# START OF Extracted material
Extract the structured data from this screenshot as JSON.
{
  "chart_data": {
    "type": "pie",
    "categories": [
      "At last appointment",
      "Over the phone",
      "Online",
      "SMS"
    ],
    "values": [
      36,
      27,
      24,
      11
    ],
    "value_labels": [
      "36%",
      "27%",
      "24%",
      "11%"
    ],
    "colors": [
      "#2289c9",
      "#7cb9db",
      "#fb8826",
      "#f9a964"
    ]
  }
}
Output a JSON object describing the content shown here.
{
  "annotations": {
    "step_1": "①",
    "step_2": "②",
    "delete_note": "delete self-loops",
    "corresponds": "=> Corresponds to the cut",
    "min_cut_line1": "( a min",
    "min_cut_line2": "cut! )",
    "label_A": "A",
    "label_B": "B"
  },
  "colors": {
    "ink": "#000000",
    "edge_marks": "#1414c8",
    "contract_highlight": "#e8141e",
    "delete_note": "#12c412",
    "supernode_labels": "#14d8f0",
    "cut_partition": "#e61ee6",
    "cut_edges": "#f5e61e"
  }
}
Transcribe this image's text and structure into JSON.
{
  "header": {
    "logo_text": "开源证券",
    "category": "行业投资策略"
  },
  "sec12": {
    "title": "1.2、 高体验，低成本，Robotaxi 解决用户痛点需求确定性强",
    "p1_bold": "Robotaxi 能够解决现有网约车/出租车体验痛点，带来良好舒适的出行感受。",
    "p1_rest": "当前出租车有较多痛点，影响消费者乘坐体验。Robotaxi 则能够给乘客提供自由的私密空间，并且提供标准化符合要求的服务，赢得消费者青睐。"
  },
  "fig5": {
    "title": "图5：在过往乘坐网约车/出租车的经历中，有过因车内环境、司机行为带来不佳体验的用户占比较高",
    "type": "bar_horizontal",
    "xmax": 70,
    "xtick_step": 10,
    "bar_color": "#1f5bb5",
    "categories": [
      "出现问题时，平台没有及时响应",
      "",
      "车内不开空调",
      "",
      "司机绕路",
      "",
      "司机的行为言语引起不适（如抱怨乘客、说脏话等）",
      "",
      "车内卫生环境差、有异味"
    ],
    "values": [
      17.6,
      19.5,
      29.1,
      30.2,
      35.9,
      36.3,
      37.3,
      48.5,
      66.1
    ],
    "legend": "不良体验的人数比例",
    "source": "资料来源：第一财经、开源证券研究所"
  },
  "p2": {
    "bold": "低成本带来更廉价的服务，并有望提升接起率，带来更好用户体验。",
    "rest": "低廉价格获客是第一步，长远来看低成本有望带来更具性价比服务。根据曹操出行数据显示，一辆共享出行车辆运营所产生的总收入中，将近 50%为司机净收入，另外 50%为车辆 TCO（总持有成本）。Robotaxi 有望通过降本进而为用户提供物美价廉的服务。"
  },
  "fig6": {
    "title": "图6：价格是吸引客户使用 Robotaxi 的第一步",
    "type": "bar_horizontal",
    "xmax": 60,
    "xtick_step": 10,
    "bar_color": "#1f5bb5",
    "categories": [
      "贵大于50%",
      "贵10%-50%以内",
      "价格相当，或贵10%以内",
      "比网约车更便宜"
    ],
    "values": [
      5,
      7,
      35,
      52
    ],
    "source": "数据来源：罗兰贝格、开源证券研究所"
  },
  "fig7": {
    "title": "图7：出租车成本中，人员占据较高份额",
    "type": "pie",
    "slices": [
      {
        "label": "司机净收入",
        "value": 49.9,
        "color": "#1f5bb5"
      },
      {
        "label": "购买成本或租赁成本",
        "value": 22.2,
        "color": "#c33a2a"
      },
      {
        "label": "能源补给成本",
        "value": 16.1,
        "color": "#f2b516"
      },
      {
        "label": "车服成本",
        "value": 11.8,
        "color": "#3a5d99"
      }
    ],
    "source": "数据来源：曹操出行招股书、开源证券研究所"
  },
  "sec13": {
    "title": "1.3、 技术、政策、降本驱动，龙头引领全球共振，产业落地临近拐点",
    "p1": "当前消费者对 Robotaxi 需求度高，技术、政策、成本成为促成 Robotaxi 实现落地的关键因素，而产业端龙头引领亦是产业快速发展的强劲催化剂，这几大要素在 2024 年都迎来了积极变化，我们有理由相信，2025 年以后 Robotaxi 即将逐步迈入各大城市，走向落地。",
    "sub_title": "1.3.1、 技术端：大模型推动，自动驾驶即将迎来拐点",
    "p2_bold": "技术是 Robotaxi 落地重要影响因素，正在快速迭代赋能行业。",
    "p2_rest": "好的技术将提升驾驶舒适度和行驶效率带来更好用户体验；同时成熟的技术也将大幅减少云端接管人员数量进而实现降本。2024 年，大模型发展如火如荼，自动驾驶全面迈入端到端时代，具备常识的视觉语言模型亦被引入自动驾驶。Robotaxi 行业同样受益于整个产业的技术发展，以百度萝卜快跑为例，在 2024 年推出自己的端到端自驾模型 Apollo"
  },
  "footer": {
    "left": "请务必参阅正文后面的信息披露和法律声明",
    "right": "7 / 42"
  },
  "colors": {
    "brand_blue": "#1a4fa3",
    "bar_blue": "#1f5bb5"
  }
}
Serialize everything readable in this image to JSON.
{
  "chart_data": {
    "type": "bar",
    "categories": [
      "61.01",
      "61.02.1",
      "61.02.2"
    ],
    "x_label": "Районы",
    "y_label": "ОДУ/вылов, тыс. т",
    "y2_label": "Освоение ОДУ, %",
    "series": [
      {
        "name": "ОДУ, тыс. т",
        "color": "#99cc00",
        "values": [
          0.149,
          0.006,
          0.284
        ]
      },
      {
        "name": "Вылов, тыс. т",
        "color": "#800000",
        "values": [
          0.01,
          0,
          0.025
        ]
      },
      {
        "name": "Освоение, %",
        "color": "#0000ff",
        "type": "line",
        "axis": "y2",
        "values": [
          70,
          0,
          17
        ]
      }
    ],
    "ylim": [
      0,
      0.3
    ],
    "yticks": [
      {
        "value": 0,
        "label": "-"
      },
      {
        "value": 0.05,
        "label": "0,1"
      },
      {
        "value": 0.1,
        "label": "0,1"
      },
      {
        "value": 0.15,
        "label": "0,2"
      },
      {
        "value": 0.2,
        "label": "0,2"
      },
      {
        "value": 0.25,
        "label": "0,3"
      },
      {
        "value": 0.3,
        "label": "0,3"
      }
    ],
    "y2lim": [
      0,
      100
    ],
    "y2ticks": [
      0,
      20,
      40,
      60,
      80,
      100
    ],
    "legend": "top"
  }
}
# END OF Extracted material
Each entry above is to be printed again exactly.

Extract the structured data from this screenshot as JSON.
{
  "chart_data": {
    "type": "pie",
    "categories": [
      "At last appointment",
      "Over the phone",
      "Online",
      "SMS"
    ],
    "values": [
      36,
      27,
      24,
      11
    ],
    "value_labels": [
      "36%",
      "27%",
      "24%",
      "11%"
    ],
    "colors": [
      "#2289c9",
      "#7cb9db",
      "#fb8826",
      "#f9a964"
    ]
  }
}
Output a JSON object describing the content shown here.
{
  "annotations": {
    "step_1": "①",
    "step_2": "②",
    "delete_note": "delete self-loops",
    "corresponds": "=> Corresponds to the cut",
    "min_cut_line1": "( a min",
    "min_cut_line2": "cut! )",
    "label_A": "A",
    "label_B": "B"
  },
  "colors": {
    "ink": "#000000",
    "edge_marks": "#1414c8",
    "contract_highlight": "#e8141e",
    "delete_note": "#12c412",
    "supernode_labels": "#14d8f0",
    "cut_partition": "#e61ee6",
    "cut_edges": "#f5e61e"
  }
}
Transcribe this image's text and structure into JSON.
{
  "header": {
    "logo_text": "开源证券",
    "category": "行业投资策略"
  },
  "sec12": {
    "title": "1.2、 高体验，低成本，Robotaxi 解决用户痛点需求确定性强",
    "p1_bold": "Robotaxi 能够解决现有网约车/出租车体验痛点，带来良好舒适的出行感受。",
    "p1_rest": "当前出租车有较多痛点，影响消费者乘坐体验。Robotaxi 则能够给乘客提供自由的私密空间，并且提供标准化符合要求的服务，赢得消费者青睐。"
  },
  "fig5": {
    "title": "图5：在过往乘坐网约车/出租车的经历中，有过因车内环境、司机行为带来不佳体验的用户占比较高",
    "type": "bar_horizontal",
    "xmax": 70,
    "xtick_step": 10,
    "bar_color": "#1f5bb5",
    "categories": [
      "出现问题时，平台没有及时响应",
      "",
      "车内不开空调",
      "",
      "司机绕路",
      "",
      "司机的行为言语引起不适（如抱怨乘客、说脏话等）",
      "",
      "车内卫生环境差、有异味"
    ],
    "values": [
      17.6,
      19.5,
      29.1,
      30.2,
      35.9,
      36.3,
      37.3,
      48.5,
      66.1
    ],
    "legend": "不良体验的人数比例",
    "source": "资料来源：第一财经、开源证券研究所"
  },
  "p2": {
    "bold": "低成本带来更廉价的服务，并有望提升接起率，带来更好用户体验。",
    "rest": "低廉价格获客是第一步，长远来看低成本有望带来更具性价比服务。根据曹操出行数据显示，一辆共享出行车辆运营所产生的总收入中，将近 50%为司机净收入，另外 50%为车辆 TCO（总持有成本）。Robotaxi 有望通过降本进而为用户提供物美价廉的服务。"
  },
  "fig6": {
    "title": "图6：价格是吸引客户使用 Robotaxi 的第一步",
    "type": "bar_horizontal",
    "xmax": 60,
    "xtick_step": 10,
    "bar_color": "#1f5bb5",
    "categories": [
      "贵大于50%",
      "贵10%-50%以内",
      "价格相当，或贵10%以内",
      "比网约车更便宜"
    ],
    "values": [
      5,
      7,
      35,
      52
    ],
    "source": "数据来源：罗兰贝格、开源证券研究所"
  },
  "fig7": {
    "title": "图7：出租车成本中，人员占据较高份额",
    "type": "pie",
    "slices": [
      {
        "label": "司机净收入",
        "value": 49.9,
        "color": "#1f5bb5"
      },
      {
        "label": "购买成本或租赁成本",
        "value": 22.2,
        "color": "#c33a2a"
      },
      {
        "label": "能源补给成本",
        "value": 16.1,
        "color": "#f2b516"
      },
      {
        "label": "车服成本",
        "value": 11.8,
        "color": "#3a5d99"
      }
    ],
    "source": "数据来源：曹操出行招股书、开源证券研究所"
  },
  "sec13": {
    "title": "1.3、 技术、政策、降本驱动，龙头引领全球共振，产业落地临近拐点",
    "p1": "当前消费者对 Robotaxi 需求度高，技术、政策、成本成为促成 Robotaxi 实现落地的关键因素，而产业端龙头引领亦是产业快速发展的强劲催化剂，这几大要素在 2024 年都迎来了积极变化，我们有理由相信，2025 年以后 Robotaxi 即将逐步迈入各大城市，走向落地。",
    "sub_title": "1.3.1、 技术端：大模型推动，自动驾驶即将迎来拐点",
    "p2_bold": "技术是 Robotaxi 落地重要影响因素，正在快速迭代赋能行业。",
    "p2_rest": "好的技术将提升驾驶舒适度和行驶效率带来更好用户体验；同时成熟的技术也将大幅减少云端接管人员数量进而实现降本。2024 年，大模型发展如火如荼，自动驾驶全面迈入端到端时代，具备常识的视觉语言模型亦被引入自动驾驶。Robotaxi 行业同样受益于整个产业的技术发展，以百度萝卜快跑为例，在 2024 年推出自己的端到端自驾模型 Apollo"
  },
  "footer": {
    "left": "请务必参阅正文后面的信息披露和法律声明",
    "right": "7 / 42"
  },
  "colors": {
    "brand_blue": "#1a4fa3",
    "bar_blue": "#1f5bb5"
  }
}
Serialize everything readable in this image to JSON.
{
  "chart_data": {
    "type": "bar",
    "categories": [
      "61.01",
      "61.02.1",
      "61.02.2"
    ],
    "x_label": "Районы",
    "y_label": "ОДУ/вылов, тыс. т",
    "y2_label": "Освоение ОДУ, %",
    "series": [
      {
        "name": "ОДУ, тыс. т",
        "color": "#99cc00",
        "values": [
          0.149,
          0.006,
          0.284
        ]
      },
      {
        "name": "Вылов, тыс. т",
        "color": "#800000",
        "values": [
          0.01,
          0,
          0.025
        ]
      },
      {
        "name": "Освоение, %",
        "color": "#0000ff",
        "type": "line",
        "axis": "y2",
        "values": [
          70,
          0,
          17
        ]
      }
    ],
    "ylim": [
      0,
      0.3
    ],
    "yticks": [
      {
        "value": 0,
        "label": "-"
      },
      {
        "value": 0.05,
        "label": "0,1"
      },
      {
        "value": 0.1,
        "label": "0,1"
      },
      {
        "value": 0.15,
        "label": "0,2"
      },
      {
        "value": 0.2,
        "label": "0,2"
      },
      {
        "value": 0.25,
        "label": "0,3"
      },
      {
        "value": 0.3,
        "label": "0,3"
      }
    ],
    "y2lim": [
      0,
      100
    ],
    "y2ticks": [
      0,
      20,
      40,
      60,
      80,
      100
    ],
    "legend": "top"
  }
}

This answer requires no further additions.